__Problem details__
Pick out the lines in the listing below that contain the word "name" and copy them.

__Data provided__
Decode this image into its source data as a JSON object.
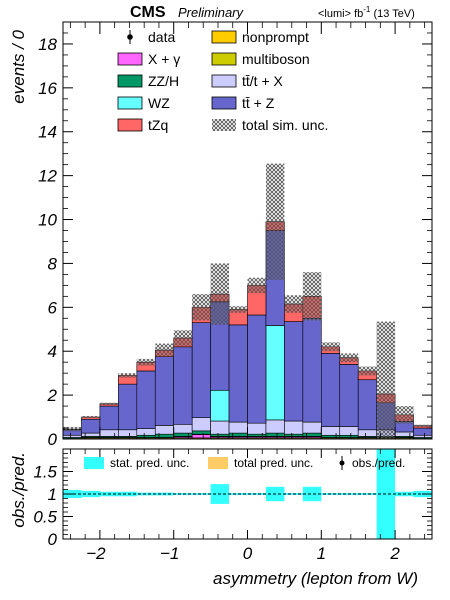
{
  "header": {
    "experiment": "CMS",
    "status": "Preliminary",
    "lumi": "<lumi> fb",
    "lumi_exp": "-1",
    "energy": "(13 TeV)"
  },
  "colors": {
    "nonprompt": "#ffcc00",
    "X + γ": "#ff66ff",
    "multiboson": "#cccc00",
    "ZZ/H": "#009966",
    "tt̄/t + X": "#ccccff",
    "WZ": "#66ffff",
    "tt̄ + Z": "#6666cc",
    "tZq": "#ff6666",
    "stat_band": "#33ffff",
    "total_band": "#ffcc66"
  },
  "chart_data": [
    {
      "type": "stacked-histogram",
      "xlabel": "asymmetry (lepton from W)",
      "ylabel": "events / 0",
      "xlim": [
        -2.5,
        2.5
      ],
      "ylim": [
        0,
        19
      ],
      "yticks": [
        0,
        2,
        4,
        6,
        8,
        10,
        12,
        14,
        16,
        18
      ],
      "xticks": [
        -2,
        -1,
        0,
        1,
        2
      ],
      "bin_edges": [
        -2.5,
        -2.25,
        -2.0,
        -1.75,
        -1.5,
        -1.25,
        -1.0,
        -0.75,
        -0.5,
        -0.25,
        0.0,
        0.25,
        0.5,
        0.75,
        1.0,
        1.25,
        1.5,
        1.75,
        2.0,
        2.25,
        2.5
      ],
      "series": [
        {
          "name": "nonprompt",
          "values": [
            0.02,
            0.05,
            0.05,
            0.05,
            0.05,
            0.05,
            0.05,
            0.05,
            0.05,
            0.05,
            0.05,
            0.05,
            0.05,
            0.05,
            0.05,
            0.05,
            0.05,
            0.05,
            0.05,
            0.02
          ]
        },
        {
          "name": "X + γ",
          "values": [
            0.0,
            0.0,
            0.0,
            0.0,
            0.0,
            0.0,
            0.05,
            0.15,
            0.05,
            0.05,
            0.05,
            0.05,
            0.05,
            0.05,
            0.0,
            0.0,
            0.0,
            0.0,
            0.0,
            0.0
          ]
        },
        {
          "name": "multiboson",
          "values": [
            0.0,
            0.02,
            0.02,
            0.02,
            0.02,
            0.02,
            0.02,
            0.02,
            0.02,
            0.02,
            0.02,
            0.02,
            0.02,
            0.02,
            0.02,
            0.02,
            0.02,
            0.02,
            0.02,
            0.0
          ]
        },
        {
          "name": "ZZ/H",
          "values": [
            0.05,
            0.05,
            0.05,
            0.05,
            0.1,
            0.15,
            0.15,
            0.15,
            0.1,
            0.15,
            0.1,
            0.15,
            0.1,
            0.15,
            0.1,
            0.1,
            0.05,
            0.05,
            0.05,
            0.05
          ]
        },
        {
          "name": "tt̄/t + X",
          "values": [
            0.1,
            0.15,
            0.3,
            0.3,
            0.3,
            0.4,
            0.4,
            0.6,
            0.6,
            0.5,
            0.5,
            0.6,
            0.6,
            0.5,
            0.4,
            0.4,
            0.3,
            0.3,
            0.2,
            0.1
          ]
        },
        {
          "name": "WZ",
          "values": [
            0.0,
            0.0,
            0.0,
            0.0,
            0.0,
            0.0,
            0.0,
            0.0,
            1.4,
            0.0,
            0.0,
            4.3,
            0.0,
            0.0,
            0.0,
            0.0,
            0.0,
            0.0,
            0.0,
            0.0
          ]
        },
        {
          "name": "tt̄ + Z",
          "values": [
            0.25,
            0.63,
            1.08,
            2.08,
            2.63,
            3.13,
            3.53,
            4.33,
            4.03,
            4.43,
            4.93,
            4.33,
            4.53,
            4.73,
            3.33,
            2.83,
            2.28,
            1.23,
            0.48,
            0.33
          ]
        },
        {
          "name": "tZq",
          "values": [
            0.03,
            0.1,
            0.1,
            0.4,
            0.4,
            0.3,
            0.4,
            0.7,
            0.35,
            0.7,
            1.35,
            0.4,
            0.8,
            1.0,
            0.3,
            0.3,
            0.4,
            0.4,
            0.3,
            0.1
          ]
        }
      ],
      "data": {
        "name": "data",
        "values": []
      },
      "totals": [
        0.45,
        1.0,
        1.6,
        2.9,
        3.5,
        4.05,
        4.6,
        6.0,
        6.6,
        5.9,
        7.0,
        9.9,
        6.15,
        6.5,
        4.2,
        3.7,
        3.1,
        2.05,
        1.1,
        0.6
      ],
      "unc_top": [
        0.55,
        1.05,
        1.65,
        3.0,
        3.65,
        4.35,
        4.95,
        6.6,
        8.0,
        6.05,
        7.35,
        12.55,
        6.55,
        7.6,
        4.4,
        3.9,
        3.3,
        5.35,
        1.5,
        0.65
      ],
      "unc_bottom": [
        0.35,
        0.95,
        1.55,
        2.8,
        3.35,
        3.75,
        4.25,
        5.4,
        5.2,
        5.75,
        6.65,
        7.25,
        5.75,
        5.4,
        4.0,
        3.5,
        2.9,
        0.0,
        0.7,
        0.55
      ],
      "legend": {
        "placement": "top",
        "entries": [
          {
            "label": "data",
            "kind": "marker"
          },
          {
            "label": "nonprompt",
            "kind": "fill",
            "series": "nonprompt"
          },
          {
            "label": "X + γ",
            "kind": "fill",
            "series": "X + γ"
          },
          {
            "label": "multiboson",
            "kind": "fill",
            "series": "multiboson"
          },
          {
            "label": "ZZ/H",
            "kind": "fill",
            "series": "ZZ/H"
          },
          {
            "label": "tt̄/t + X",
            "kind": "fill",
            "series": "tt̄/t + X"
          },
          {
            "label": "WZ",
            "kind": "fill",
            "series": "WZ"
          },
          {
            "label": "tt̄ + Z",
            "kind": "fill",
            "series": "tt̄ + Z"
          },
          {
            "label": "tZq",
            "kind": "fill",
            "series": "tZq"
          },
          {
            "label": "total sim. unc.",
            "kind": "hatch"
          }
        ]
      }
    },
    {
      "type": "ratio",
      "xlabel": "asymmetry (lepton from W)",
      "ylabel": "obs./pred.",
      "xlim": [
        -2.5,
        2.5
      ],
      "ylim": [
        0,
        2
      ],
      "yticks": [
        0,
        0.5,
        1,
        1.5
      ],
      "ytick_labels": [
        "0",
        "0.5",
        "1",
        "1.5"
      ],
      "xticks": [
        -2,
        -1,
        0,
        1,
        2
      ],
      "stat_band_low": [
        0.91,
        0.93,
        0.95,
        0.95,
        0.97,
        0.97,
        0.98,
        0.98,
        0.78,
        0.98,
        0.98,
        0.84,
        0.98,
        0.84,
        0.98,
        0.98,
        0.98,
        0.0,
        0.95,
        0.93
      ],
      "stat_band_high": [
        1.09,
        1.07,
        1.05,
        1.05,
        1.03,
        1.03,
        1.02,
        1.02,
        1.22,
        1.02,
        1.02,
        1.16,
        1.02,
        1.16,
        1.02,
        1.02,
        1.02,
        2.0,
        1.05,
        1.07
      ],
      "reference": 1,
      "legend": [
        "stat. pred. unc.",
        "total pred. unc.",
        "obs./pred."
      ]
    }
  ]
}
---
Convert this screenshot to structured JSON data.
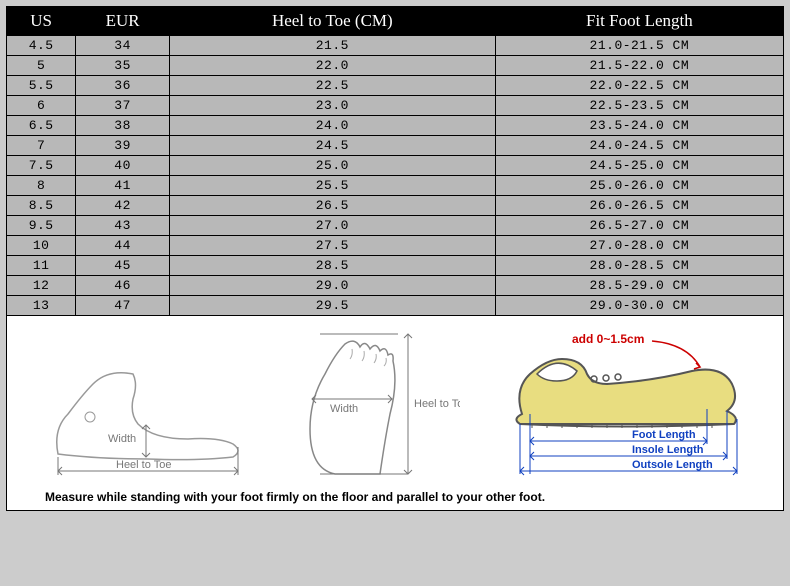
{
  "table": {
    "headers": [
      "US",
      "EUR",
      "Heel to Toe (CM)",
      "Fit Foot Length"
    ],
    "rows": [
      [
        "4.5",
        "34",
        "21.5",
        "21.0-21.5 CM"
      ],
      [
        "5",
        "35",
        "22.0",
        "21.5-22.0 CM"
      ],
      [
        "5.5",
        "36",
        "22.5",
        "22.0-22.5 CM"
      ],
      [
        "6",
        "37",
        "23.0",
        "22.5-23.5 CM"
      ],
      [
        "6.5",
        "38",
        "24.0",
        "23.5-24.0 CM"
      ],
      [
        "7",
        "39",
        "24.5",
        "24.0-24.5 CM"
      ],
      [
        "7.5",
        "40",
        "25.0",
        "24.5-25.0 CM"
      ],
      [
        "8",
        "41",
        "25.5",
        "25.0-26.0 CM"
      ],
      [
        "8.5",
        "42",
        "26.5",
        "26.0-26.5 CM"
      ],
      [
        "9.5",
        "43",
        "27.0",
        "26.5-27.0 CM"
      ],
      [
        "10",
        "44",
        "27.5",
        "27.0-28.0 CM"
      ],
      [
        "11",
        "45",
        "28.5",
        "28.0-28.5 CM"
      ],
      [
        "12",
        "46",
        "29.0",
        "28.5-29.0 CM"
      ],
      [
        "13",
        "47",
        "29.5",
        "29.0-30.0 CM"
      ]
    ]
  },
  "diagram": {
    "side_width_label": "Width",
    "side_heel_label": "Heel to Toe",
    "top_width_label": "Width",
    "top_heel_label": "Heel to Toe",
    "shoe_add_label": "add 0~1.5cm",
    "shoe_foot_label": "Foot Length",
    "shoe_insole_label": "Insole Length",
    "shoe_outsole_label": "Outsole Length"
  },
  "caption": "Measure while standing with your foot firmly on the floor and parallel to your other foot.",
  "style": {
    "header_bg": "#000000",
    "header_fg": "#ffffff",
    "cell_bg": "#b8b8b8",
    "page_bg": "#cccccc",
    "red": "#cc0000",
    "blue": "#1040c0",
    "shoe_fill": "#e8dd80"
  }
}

__Correct answer__
          "name": "nonprompt",
          "name": "X + γ",
          "name": "multiboson",
          "name": "ZZ/H",
          "name": "tt̄/t + X",
          "name": "WZ",
          "name": "tt̄ + Z",
          "name": "tZq",
        "name": "data",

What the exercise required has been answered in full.